## [ИСХОДНЫЙ ФРАГМЕНТ]
"""
И снова соблазнительно замыкала кольца своих сюжетов судьба. Торжественная научная конференция, посвященная столетию Михаила Булгакова, происходила в актовом зале. Нет, не в том, сыроватом и страшном, – в том я так и не побывала более никогда. Филологический факультет теперь занимал прекрасное, вечное здание на бульваре. То самое, в котором когда-то помещалась Первая киевская мужская гимназия, позже названная Александровской, гимназия, в которой в 1901–1909 годах учился Михаил Булгаков и которую закончили некоторое время спустя его младшие братья Николай и Иван.
Это здание Булгаков так тепло описал в «Белой гвардии»: «Стовосьмидесятиоконным, четырехэтажным громадным покоем окаймляла плац родная Турбину гимназия. Восемь лет провел Турбин в ней, в течение восьми лет в весенние перемены он бегал по этому плацу, а зимами, когда классы были полны душной пыли и лежал на плацу холодный важный снег зимнего учебного года, видел плац из окна. Восемь лет растил и учил кирпичный покой Турбина и младших – Карася и Мышлаевского».
Впрочем, это взгляд на здание гимназии не с бульвара, а по-домашнему, с тыла…
Но… «не бывает так, чтобы все стало, как было». Давно уничтожен занимавший целый квартал гимназический сад. И вот, оказывается, плаца позади гимназии тоже больше нет. На его месте воздвигнуто уродливое здание столовой. Что делать! Студентам нужна столовая, и здание, уродливое снаружи, весьма удобно внутри. Узкое пространство, зажатое между «четырехэтажным громадным покоем» и этой новой, громоздкой столовой, уже не плац, а дурно пахнущий, захламленный, тесный двор, по нему никто не станет бегать в весенние перемены, и выходившее сюда, на плац и к саду, крыльцо сбито, а лишенная ступенек и повисшая на загадочной высоте дверь заколочена…
Но по-прежнему сумрачны и таинственны бесконечные коридоры. Все так же торжественна парадная лестница. Хотя… хорошо помню по фотографиям: ступени ее были беломраморные, струилась ковровая дорожка, прихваченная металлическим прутом на каждой ступеньке, а посреди ковровой, оберегая ее, шла другая, поуже, аккуратная и строгая – холщевая. На деревянных перилах были поручни – узкий чехол из шерстяного плюша (красный, вероятно? или бордовый?), украшенный золотыми обойными гвоздиками, бахромой и кистями. А где-то в кладовой хранились такие же узкие холщевые поручни, которые можно было надевать в будни, чтобы не протирался зря красивый темнокрасный плюш…
Теперь у лестницы были металлические ступени, старые ступени, чугунного литья, вероятно, перенесенные с каких-то других лестничных маршей этого самого здания, и никаких поручней, с кистями или без, конечно, не предполагалось.
Актовый зал («необъятный двусветный актовый зал» «Белой гвардии») был переполнен ученой публикой. На краю сцены сидели, в открытых дверях толпились студенты. И в примыкавших к залу коридорах и на лестничной площадке, куда были вынесены репродукторы, тоже стояла и сидела где попало радостная толпа
Мне предложили самое почетное место. Я удивилась и даже несколько попятилась от неожиданности. И вдруг поняла, что я – дома, что все мытарства кончились и это и есть мое место.
"""
## [СТРОКИ ДАННЫХ]
"""
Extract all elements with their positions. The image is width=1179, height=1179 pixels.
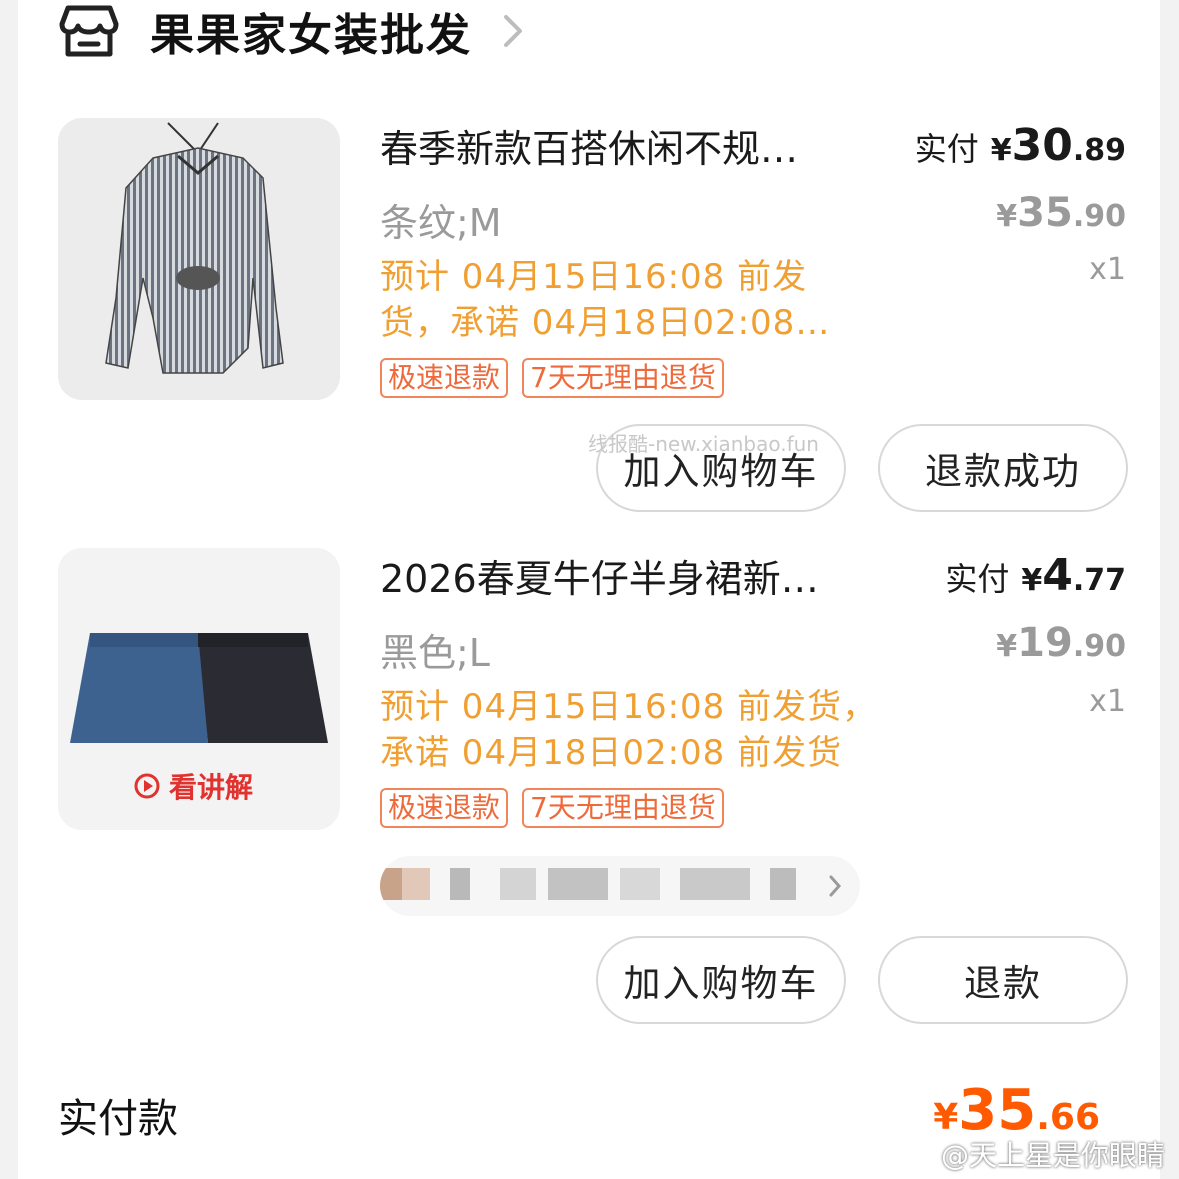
total-amount-dec: .66 (1036, 1097, 1100, 1138)
shipping-line-1: 预计 04月15日16:08 前发 (380, 257, 808, 297)
chevron-right-icon (829, 875, 842, 897)
order-card: 果果家女装批发 春季新款百搭休闲不规… 实付 ¥30.89 条纹;M ¥35.9… (18, 0, 1160, 1179)
paid-price-dec: .77 (1072, 563, 1126, 598)
currency-symbol: ¥ (990, 133, 1012, 168)
shipping-line-1: 预计 04月15日16:08 前发货， (380, 687, 878, 727)
shop-name: 果果家女装批发 (150, 10, 472, 61)
total-label: 实付款 (58, 1096, 178, 1142)
service-tags: 极速退款 7天无理由退货 (380, 358, 724, 398)
refund-button[interactable]: 退款 (878, 936, 1128, 1024)
currency-symbol: ¥ (933, 1097, 959, 1138)
original-price: ¥35.90 (996, 190, 1126, 236)
add-to-cart-button[interactable]: 加入购物车 (596, 936, 846, 1024)
paid-price-int: 30 (1011, 120, 1073, 171)
paid-label: 实付 (914, 130, 979, 168)
quantity: x1 (1089, 684, 1126, 719)
paid-label: 实付 (945, 560, 1010, 598)
product-title[interactable]: 春季新款百搭休闲不规… (380, 118, 880, 173)
currency-symbol: ¥ (996, 629, 1018, 664)
product-variant: 黑色;L (380, 631, 490, 675)
video-explain-label[interactable]: 看讲解 (133, 766, 253, 806)
shirt-illustration (58, 118, 340, 400)
currency-symbol: ¥ (1021, 563, 1043, 598)
product-image-skirt[interactable]: 看讲解 (58, 548, 340, 830)
service-tags: 极速退款 7天无理由退货 (380, 788, 724, 828)
product-title[interactable]: 2026春夏牛仔半身裙新… (380, 548, 900, 603)
weibo-watermark-text: @天上星是你眼睛 (940, 1139, 1165, 1172)
tag-7day-return: 7天无理由退货 (522, 788, 724, 828)
original-price-int: 35 (1017, 190, 1073, 236)
original-price: ¥19.90 (996, 620, 1126, 666)
shipping-line-2: 承诺 04月18日02:08 前发货 (380, 733, 843, 773)
paid-price: 实付 ¥4.77 (945, 550, 1126, 601)
original-price-int: 19 (1017, 620, 1073, 666)
paid-price: 实付 ¥30.89 (915, 120, 1126, 171)
quantity: x1 (1089, 252, 1126, 287)
chevron-right-icon (504, 15, 522, 47)
refund-success-button[interactable]: 退款成功 (878, 424, 1128, 512)
shop-header[interactable]: 果果家女装批发 (58, 0, 526, 62)
video-explain-text: 看讲解 (169, 771, 254, 804)
product-image-shirt[interactable] (58, 118, 340, 400)
shipping-estimate: 预计 04月15日16:08 前发 货，承诺 04月18日02:08… (380, 254, 830, 346)
paid-price-dec: .89 (1072, 133, 1126, 168)
tag-7day-return: 7天无理由退货 (522, 358, 724, 398)
play-circle-icon (134, 773, 160, 799)
original-price-dec: .90 (1072, 199, 1126, 234)
store-icon (59, 5, 119, 57)
tag-fast-refund: 极速退款 (380, 358, 509, 398)
product-variant: 条纹;M (380, 201, 502, 245)
weibo-watermark: @天上星是你眼睛 (941, 1134, 1165, 1174)
paid-price-int: 4 (1042, 550, 1073, 601)
shipping-estimate: 预计 04月15日16:08 前发货， 承诺 04月18日02:08 前发货 (380, 684, 877, 776)
tag-fast-refund: 极速退款 (380, 788, 509, 828)
original-price-dec: .90 (1072, 629, 1126, 664)
watermark-text: 线报酷-new.xianbao.fun (588, 432, 819, 456)
blurred-info-row[interactable] (380, 856, 860, 916)
shipping-line-2: 货，承诺 04月18日02:08… (380, 303, 831, 343)
currency-symbol: ¥ (996, 199, 1018, 234)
"""
## [ЗАДАНИЕ A]
В какие годы Михаил Булгаков учился в гимназии, согласно исходному фрагменту?
## [ЗАДАНИЕ B]
Продолжите исходный фрагмент о конференции в здании бывшей гимназии, начав сразу после его последнего предложения.
Записи никак не связаны с исходным фрагментом.

## [ОТВЕТ A]
В 1901–1909 годах.

## [ОТВЕТ B]
Юрий Кривоносов поставил рядом со мною на безбрежном, на возвышении, столе, прислонив к парадному букету, недавно найденный им и им же к этому торжественному событию реставрированный фотопортрет Булгакова. Портрет представлялся впервые – еще без даты (потом установит дату: 1927 год), еще – «автор неизвестен» (потом установит авторство: фото Б. Шапошникова). Тени играли на булгаковском лице, что-то скрадывая и на что-то намекая; светлые глаза были сосредоточенны, и правый, сквозь круглое стеклышко, служившее моноклем, казалось, сверлил любого до дна души и вместе с тем знал что-то о входе в бездонный колодец всякой тьмы и теней… С этого момента – один из самых популярных фотопортретов Михаила Булгакова.
Ну где еще, в каком другом месте я могла бы чувствовать себя настолько дома? Справа от меня шутил с портрета и загадочно смотрел в зал всегда неожиданный Булгаков. Слева, под моей ладонью – я то и дело касаюсь его как талисмана – только что полученный в Москве том: подлинный, максимально авторский (насколько мне это удалось) текст романа «Мастер и Маргарита». А передо мной зал, полный внимательных, ясных, сочувствующе-заинтересованных лиц, и все эти лица – как почти всегда, когда смотришь в зал, – кажутся добрыми, умными и заслуживающими любви.
Мне так редко приходилось смотреть в зал.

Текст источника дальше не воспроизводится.